** BEGIN **

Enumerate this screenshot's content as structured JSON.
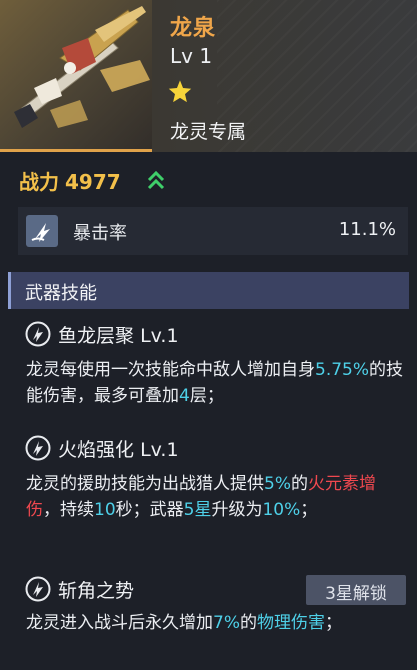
{
  "weapon": {
    "name": "龙泉",
    "level": "Lv 1",
    "stars": 1,
    "exclusive": "龙灵专属"
  },
  "power": {
    "label": "战力",
    "value": "4977"
  },
  "stat": {
    "label": "暴击率",
    "value": "11.1%"
  },
  "section_title": "武器技能",
  "skills": [
    {
      "name": "鱼龙层聚",
      "level": "Lv.1",
      "desc": [
        {
          "text": "龙灵每使用一次技能命中敌人增加自身",
          "style": "normal"
        },
        {
          "text": "5.75%",
          "style": "cyan"
        },
        {
          "text": "的技能伤害，最多可叠加",
          "style": "normal"
        },
        {
          "text": "4",
          "style": "cyan"
        },
        {
          "text": "层；",
          "style": "normal"
        }
      ]
    },
    {
      "name": "火焰强化",
      "level": "Lv.1",
      "desc": [
        {
          "text": "龙灵的援助技能为出战猎人提供",
          "style": "normal"
        },
        {
          "text": "5%",
          "style": "cyan"
        },
        {
          "text": "的",
          "style": "normal"
        },
        {
          "text": "火元素增伤",
          "style": "red"
        },
        {
          "text": "，持续",
          "style": "normal"
        },
        {
          "text": "10",
          "style": "cyan"
        },
        {
          "text": "秒；",
          "style": "normal"
        },
        {
          "text": "武器",
          "style": "normal"
        },
        {
          "text": "5星",
          "style": "cyan"
        },
        {
          "text": "升级为",
          "style": "normal"
        },
        {
          "text": "10%",
          "style": "cyan"
        },
        {
          "text": "；",
          "style": "normal"
        }
      ]
    },
    {
      "name": "斩角之势",
      "level": "",
      "badge": "3星解锁",
      "desc": [
        {
          "text": "龙灵进入战斗后永久增加",
          "style": "normal"
        },
        {
          "text": "7%",
          "style": "cyan"
        },
        {
          "text": "的",
          "style": "normal"
        },
        {
          "text": "物理伤害",
          "style": "cyan"
        },
        {
          "text": "；",
          "style": "normal"
        }
      ]
    }
  ],
  "colors": {
    "accent_orange": "#f0a64a",
    "power_gold": "#f3c04a",
    "highlight_cyan": "#4ed0e8",
    "highlight_red": "#f0484f",
    "upgrade_green": "#3fcf6a"
  },
  "icons": {
    "weapon_art": "weapon-art",
    "star": "star-icon",
    "power_up": "upgrade-arrows-icon",
    "crit": "crit-icon",
    "skill": "skill-swirl-icon"
  }
}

** END **

> **GIVEN TASK**
Leaving all pictures aside, quote each record exactly.

> **EXPECTED ANSWER**
Enumerate this screenshot's content as structured JSON.
{
  "weapon": {
    "name": "龙泉",
    "level": "Lv 1",
    "stars": 1,
    "exclusive": "龙灵专属"
  },
  "power": {
    "label": "战力",
    "value": "4977"
  },
  "stat": {
    "label": "暴击率",
    "value": "11.1%"
  },
  "section_title": "武器技能",
  "skills": [
    {
      "name": "鱼龙层聚",
      "level": "Lv.1",
      "desc": [
        {
          "text": "龙灵每使用一次技能命中敌人增加自身",
          "style": "normal"
        },
        {
          "text": "5.75%",
          "style": "cyan"
        },
        {
          "text": "的技能伤害，最多可叠加",
          "style": "normal"
        },
        {
          "text": "4",
          "style": "cyan"
        },
        {
          "text": "层；",
          "style": "normal"
        }
      ]
    },
    {
      "name": "火焰强化",
      "level": "Lv.1",
      "desc": [
        {
          "text": "龙灵的援助技能为出战猎人提供",
          "style": "normal"
        },
        {
          "text": "5%",
          "style": "cyan"
        },
        {
          "text": "的",
          "style": "normal"
        },
        {
          "text": "火元素增伤",
          "style": "red"
        },
        {
          "text": "，持续",
          "style": "normal"
        },
        {
          "text": "10",
          "style": "cyan"
        },
        {
          "text": "秒；",
          "style": "normal"
        },
        {
          "text": "武器",
          "style": "normal"
        },
        {
          "text": "5星",
          "style": "cyan"
        },
        {
          "text": "升级为",
          "style": "normal"
        },
        {
          "text": "10%",
          "style": "cyan"
        },
        {
          "text": "；",
          "style": "normal"
        }
      ]
    },
    {
      "name": "斩角之势",
      "level": "",
      "badge": "3星解锁",
      "desc": [
        {
          "text": "龙灵进入战斗后永久增加",
          "style": "normal"
        },
        {
          "text": "7%",
          "style": "cyan"
        },
        {
          "text": "的",
          "style": "normal"
        },
        {
          "text": "物理伤害",
          "style": "cyan"
        },
        {
          "text": "；",
          "style": "normal"
        }
      ]
    }
  ],
  "colors": {
    "accent_orange": "#f0a64a",
    "power_gold": "#f3c04a",
    "highlight_cyan": "#4ed0e8",
    "highlight_red": "#f0484f",
    "upgrade_green": "#3fcf6a"
  },
  "icons": {
    "weapon_art": "weapon-art",
    "star": "star-icon",
    "power_up": "upgrade-arrows-icon",
    "crit": "crit-icon",
    "skill": "skill-swirl-icon"
  }
}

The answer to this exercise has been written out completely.